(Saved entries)
════════════════════

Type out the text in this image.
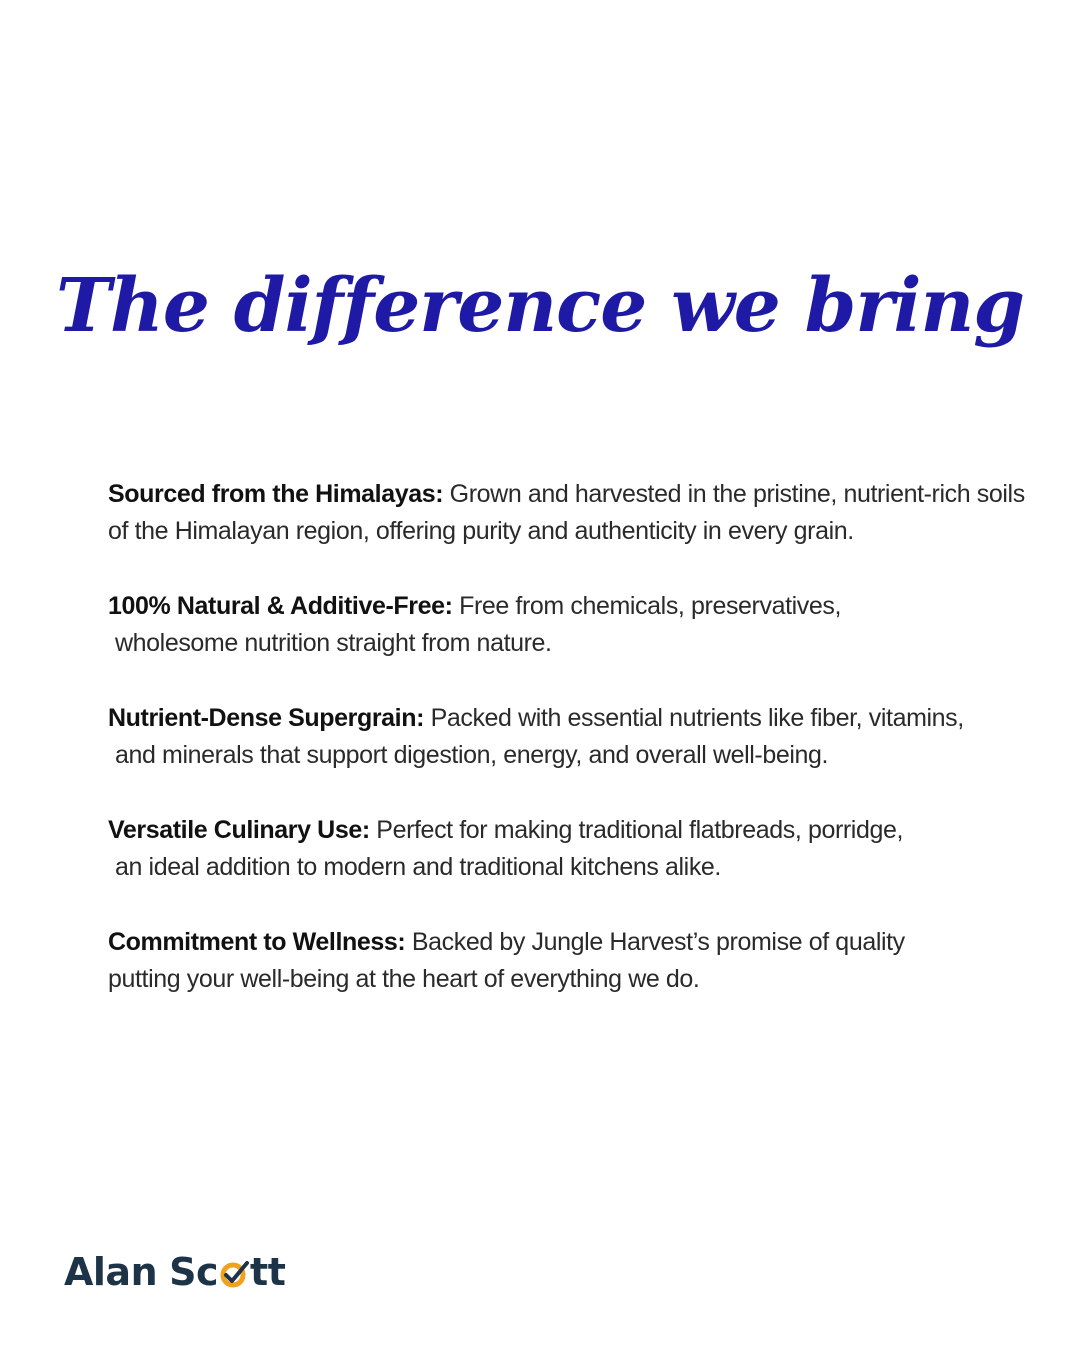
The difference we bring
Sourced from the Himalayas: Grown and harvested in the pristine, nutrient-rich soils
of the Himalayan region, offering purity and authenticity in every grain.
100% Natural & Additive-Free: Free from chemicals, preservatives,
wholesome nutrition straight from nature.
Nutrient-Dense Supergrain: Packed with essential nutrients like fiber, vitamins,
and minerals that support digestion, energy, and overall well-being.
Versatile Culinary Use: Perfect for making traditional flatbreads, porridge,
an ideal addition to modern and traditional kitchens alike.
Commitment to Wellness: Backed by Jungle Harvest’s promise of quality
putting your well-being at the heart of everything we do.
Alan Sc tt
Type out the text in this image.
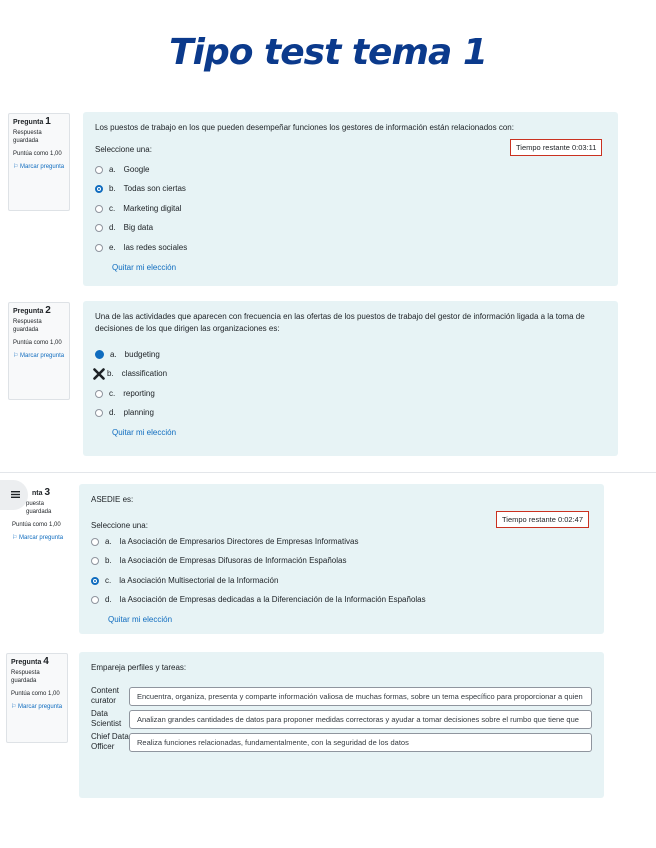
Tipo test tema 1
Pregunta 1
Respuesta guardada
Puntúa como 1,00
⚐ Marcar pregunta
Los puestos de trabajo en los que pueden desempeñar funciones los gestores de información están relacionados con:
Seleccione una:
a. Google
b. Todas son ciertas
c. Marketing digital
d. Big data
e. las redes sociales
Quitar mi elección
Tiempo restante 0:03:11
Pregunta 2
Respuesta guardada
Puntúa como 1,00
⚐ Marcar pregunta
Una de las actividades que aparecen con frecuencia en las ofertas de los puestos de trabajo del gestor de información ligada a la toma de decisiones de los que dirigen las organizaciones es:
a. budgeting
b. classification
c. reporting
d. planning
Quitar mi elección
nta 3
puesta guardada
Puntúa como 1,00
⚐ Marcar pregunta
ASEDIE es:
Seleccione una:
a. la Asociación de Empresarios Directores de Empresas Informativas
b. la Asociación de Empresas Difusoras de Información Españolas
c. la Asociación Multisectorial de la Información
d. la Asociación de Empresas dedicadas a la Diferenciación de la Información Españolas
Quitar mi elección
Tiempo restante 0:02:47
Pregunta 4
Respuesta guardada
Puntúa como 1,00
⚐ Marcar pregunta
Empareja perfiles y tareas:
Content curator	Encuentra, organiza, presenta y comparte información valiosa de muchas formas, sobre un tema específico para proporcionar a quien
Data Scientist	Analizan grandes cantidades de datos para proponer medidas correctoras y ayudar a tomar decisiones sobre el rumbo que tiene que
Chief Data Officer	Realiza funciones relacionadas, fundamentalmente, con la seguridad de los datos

════════════════════

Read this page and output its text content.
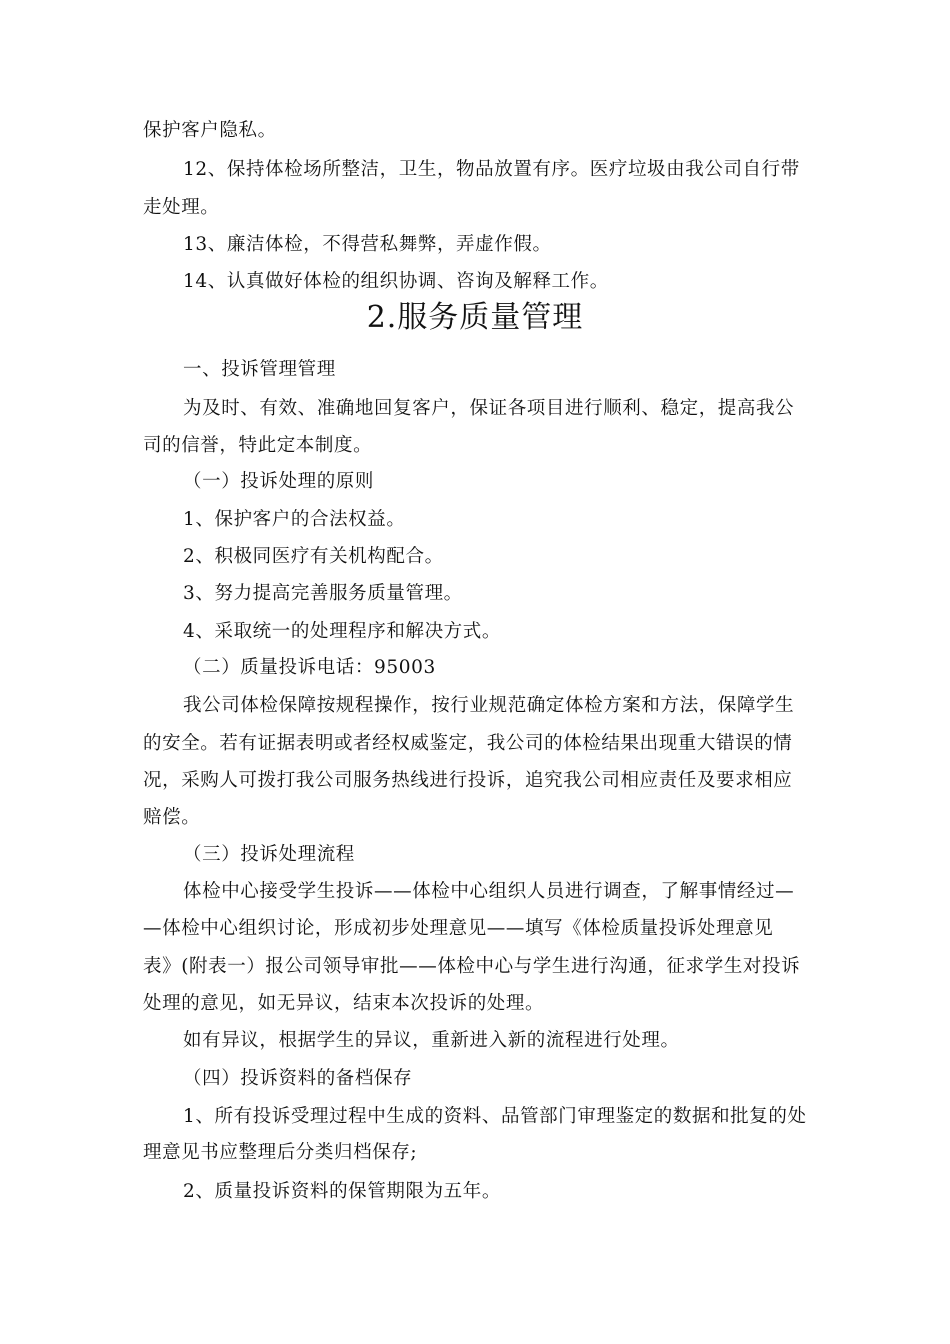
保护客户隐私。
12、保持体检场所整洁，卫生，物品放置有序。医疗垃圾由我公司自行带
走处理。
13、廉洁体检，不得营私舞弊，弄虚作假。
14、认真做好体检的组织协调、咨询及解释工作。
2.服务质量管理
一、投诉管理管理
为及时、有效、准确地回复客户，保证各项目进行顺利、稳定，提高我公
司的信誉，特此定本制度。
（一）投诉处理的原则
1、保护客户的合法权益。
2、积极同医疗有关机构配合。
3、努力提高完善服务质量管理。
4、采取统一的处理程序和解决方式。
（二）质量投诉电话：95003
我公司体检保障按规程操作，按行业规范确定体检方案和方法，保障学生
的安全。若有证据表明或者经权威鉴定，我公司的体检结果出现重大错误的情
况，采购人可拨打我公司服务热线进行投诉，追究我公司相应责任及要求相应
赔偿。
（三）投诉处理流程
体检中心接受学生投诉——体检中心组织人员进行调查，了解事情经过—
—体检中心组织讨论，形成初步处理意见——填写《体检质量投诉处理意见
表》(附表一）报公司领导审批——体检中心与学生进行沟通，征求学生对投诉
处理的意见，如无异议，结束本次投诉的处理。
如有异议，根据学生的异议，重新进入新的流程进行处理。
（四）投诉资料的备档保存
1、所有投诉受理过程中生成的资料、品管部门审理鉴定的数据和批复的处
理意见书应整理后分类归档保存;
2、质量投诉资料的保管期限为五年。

════════════════════

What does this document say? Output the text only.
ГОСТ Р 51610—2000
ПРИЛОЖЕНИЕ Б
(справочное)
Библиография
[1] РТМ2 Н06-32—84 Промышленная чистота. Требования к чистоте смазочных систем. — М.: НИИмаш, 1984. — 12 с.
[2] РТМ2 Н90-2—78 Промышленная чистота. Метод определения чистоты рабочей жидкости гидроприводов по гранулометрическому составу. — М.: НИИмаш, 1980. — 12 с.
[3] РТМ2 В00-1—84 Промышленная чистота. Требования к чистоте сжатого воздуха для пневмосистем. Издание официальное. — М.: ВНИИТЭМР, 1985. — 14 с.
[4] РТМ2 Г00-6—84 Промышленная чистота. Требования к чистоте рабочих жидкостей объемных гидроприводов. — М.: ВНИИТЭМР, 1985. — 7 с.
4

════════════════════

▶ _Aim of the exercise_:
Copy each line from the records above that includes the string "НИИмаш".

▶ _Task answer_:
[1] РТМ2 Н06-32—84 Промышленная чистота. Требования к чистоте смазочных систем. — М.: НИИмаш, 1984. — 12 с.
[2] РТМ2 Н90-2—78 Промышленная чистота. Метод определения чистоты рабочей жидкости гидроприводов по гранулометрическому составу. — М.: НИИмаш, 1980. — 12 с.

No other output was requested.